==== GIVEN RECORDS ====

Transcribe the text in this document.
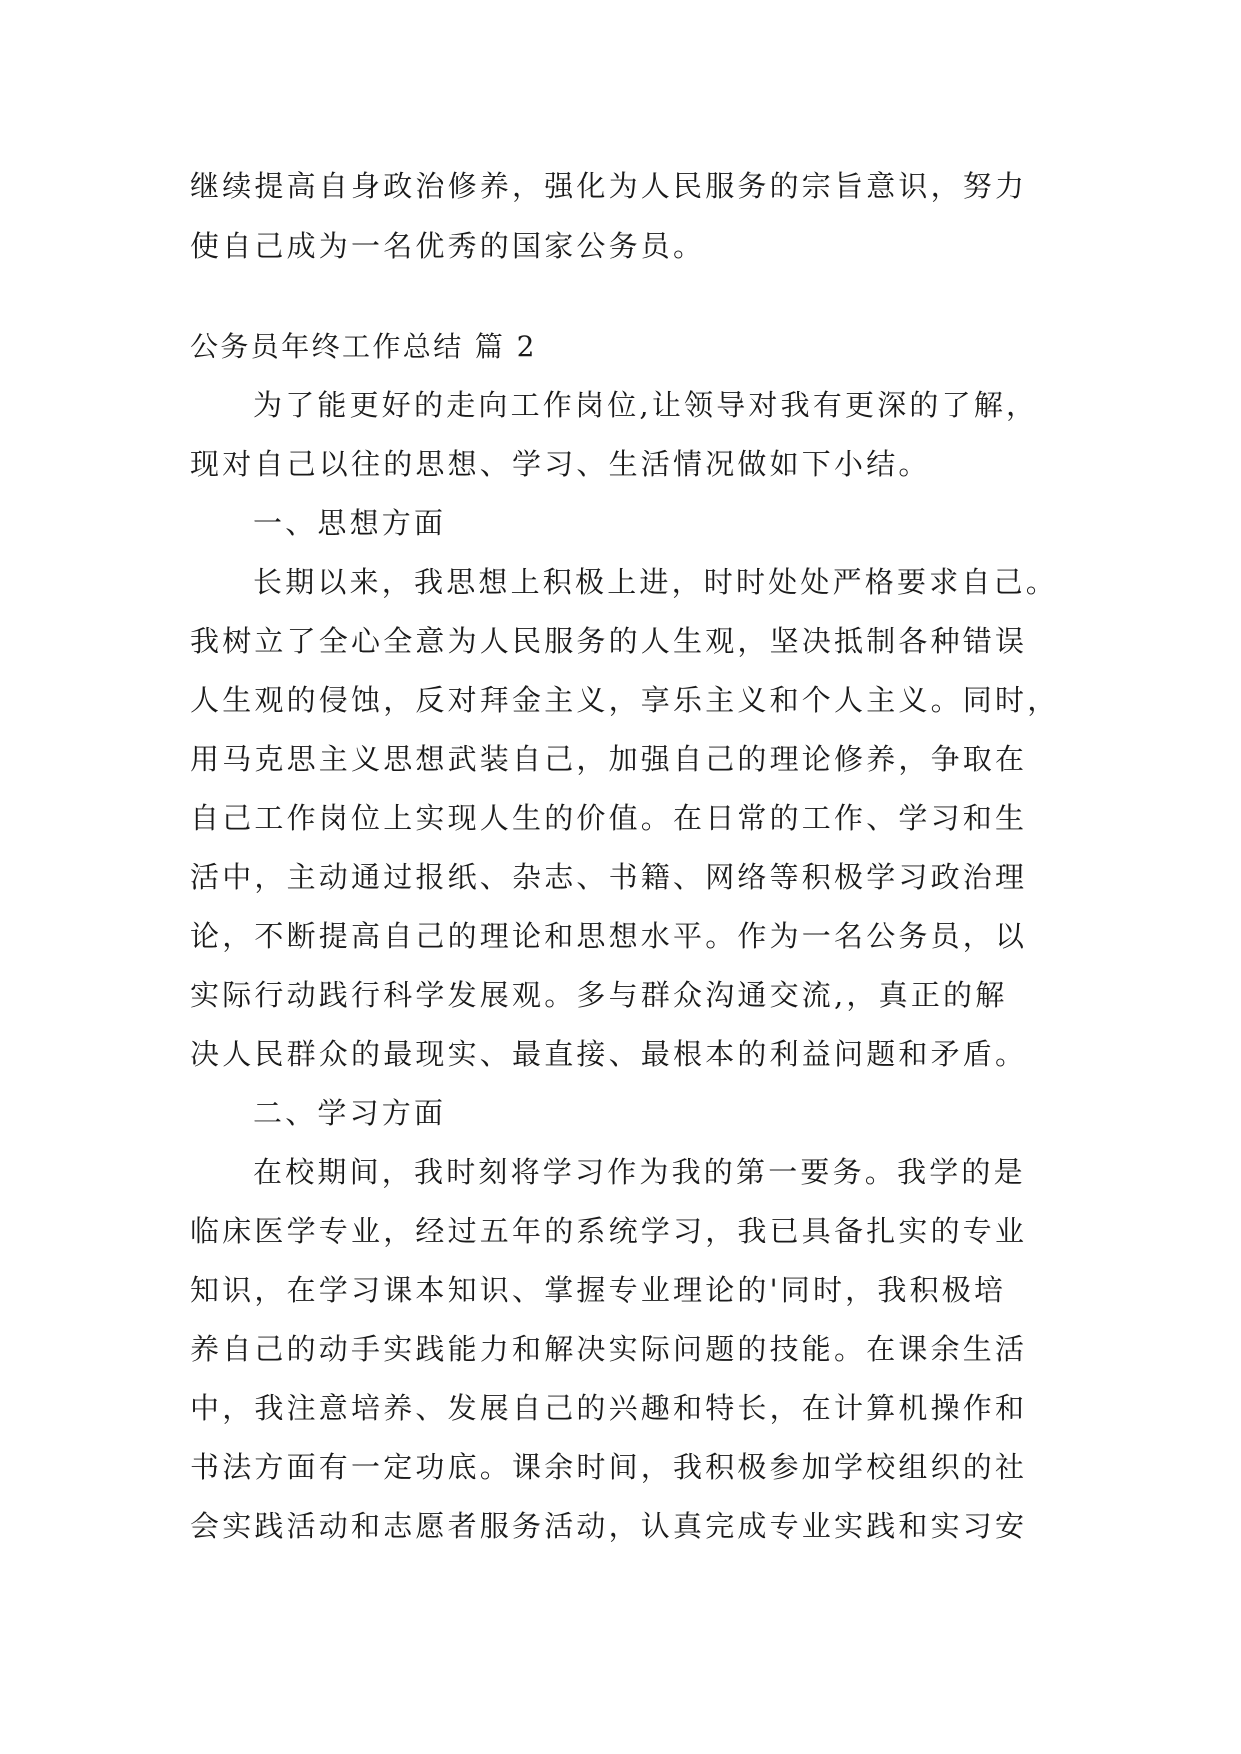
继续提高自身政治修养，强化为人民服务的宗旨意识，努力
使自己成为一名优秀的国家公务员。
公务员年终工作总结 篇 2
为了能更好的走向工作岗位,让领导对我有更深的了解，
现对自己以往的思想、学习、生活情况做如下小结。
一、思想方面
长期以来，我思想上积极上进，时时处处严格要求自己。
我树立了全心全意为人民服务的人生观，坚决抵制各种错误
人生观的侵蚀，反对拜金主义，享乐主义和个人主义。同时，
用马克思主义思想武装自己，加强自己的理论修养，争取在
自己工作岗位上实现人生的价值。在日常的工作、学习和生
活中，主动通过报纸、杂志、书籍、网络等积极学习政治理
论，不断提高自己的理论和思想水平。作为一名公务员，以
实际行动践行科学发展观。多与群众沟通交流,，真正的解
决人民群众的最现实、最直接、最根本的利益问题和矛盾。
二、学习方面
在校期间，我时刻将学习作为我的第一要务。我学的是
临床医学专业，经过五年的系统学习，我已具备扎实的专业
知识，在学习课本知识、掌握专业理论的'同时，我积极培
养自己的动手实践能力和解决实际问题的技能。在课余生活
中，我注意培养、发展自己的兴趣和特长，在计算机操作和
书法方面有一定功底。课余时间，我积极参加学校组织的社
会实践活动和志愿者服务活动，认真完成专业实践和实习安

====

> **GOAL OF THE EXERCISE**:
Transcribe all the records above word for word, without their images.

> **WRITTEN SOLUTION**:
Transcribe the text in this document.
继续提高自身政治修养，强化为人民服务的宗旨意识，努力
使自己成为一名优秀的国家公务员。
公务员年终工作总结 篇 2
为了能更好的走向工作岗位,让领导对我有更深的了解，
现对自己以往的思想、学习、生活情况做如下小结。
一、思想方面
长期以来，我思想上积极上进，时时处处严格要求自己。
我树立了全心全意为人民服务的人生观，坚决抵制各种错误
人生观的侵蚀，反对拜金主义，享乐主义和个人主义。同时，
用马克思主义思想武装自己，加强自己的理论修养，争取在
自己工作岗位上实现人生的价值。在日常的工作、学习和生
活中，主动通过报纸、杂志、书籍、网络等积极学习政治理
论，不断提高自己的理论和思想水平。作为一名公务员，以
实际行动践行科学发展观。多与群众沟通交流,，真正的解
决人民群众的最现实、最直接、最根本的利益问题和矛盾。
二、学习方面
在校期间，我时刻将学习作为我的第一要务。我学的是
临床医学专业，经过五年的系统学习，我已具备扎实的专业
知识，在学习课本知识、掌握专业理论的'同时，我积极培
养自己的动手实践能力和解决实际问题的技能。在课余生活
中，我注意培养、发展自己的兴趣和特长，在计算机操作和
书法方面有一定功底。课余时间，我积极参加学校组织的社
会实践活动和志愿者服务活动，认真完成专业实践和实习安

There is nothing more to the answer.